◆ SET EXERCISE: Your task is to copy every record exactly.

◆ SUPPLIED DATA:
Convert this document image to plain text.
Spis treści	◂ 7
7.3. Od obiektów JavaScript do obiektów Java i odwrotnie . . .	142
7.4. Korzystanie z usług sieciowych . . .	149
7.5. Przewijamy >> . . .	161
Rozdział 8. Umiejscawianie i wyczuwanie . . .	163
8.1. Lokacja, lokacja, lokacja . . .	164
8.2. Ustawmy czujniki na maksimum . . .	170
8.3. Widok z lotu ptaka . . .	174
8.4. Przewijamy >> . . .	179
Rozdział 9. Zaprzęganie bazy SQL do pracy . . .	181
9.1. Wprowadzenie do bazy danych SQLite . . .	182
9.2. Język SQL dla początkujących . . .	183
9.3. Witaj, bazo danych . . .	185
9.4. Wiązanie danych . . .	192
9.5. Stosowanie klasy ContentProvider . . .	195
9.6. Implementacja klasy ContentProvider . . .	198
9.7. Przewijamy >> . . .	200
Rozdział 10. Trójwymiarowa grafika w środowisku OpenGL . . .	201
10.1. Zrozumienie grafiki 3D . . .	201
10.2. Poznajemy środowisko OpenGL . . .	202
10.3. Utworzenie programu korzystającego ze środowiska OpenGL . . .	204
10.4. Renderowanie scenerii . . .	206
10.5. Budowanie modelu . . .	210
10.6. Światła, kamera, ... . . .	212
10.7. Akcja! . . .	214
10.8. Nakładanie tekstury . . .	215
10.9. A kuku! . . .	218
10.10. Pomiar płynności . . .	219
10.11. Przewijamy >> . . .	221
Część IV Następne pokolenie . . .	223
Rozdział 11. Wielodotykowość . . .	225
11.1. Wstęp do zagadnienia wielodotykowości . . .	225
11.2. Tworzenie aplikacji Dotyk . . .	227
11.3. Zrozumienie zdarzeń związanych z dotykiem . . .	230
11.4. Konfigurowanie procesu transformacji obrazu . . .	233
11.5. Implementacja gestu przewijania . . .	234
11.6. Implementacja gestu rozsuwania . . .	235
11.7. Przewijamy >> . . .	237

◆ COMPLETE OUTPUT:
Convert this document image to plain text.
Spis treści	◂ 7
7.3. Od obiektów JavaScript do obiektów Java i odwrotnie . . .	142
7.4. Korzystanie z usług sieciowych . . .	149
7.5. Przewijamy >> . . .	161
Rozdział 8. Umiejscawianie i wyczuwanie . . .	163
8.1. Lokacja, lokacja, lokacja . . .	164
8.2. Ustawmy czujniki na maksimum . . .	170
8.3. Widok z lotu ptaka . . .	174
8.4. Przewijamy >> . . .	179
Rozdział 9. Zaprzęganie bazy SQL do pracy . . .	181
9.1. Wprowadzenie do bazy danych SQLite . . .	182
9.2. Język SQL dla początkujących . . .	183
9.3. Witaj, bazo danych . . .	185
9.4. Wiązanie danych . . .	192
9.5. Stosowanie klasy ContentProvider . . .	195
9.6. Implementacja klasy ContentProvider . . .	198
9.7. Przewijamy >> . . .	200
Rozdział 10. Trójwymiarowa grafika w środowisku OpenGL . . .	201
10.1. Zrozumienie grafiki 3D . . .	201
10.2. Poznajemy środowisko OpenGL . . .	202
10.3. Utworzenie programu korzystającego ze środowiska OpenGL . . .	204
10.4. Renderowanie scenerii . . .	206
10.5. Budowanie modelu . . .	210
10.6. Światła, kamera, ... . . .	212
10.7. Akcja! . . .	214
10.8. Nakładanie tekstury . . .	215
10.9. A kuku! . . .	218
10.10. Pomiar płynności . . .	219
10.11. Przewijamy >> . . .	221
Część IV Następne pokolenie . . .	223
Rozdział 11. Wielodotykowość . . .	225
11.1. Wstęp do zagadnienia wielodotykowości . . .	225
11.2. Tworzenie aplikacji Dotyk . . .	227
11.3. Zrozumienie zdarzeń związanych z dotykiem . . .	230
11.4. Konfigurowanie procesu transformacji obrazu . . .	233
11.5. Implementacja gestu przewijania . . .	234
11.6. Implementacja gestu rozsuwania . . .	235
11.7. Przewijamy >> . . .	237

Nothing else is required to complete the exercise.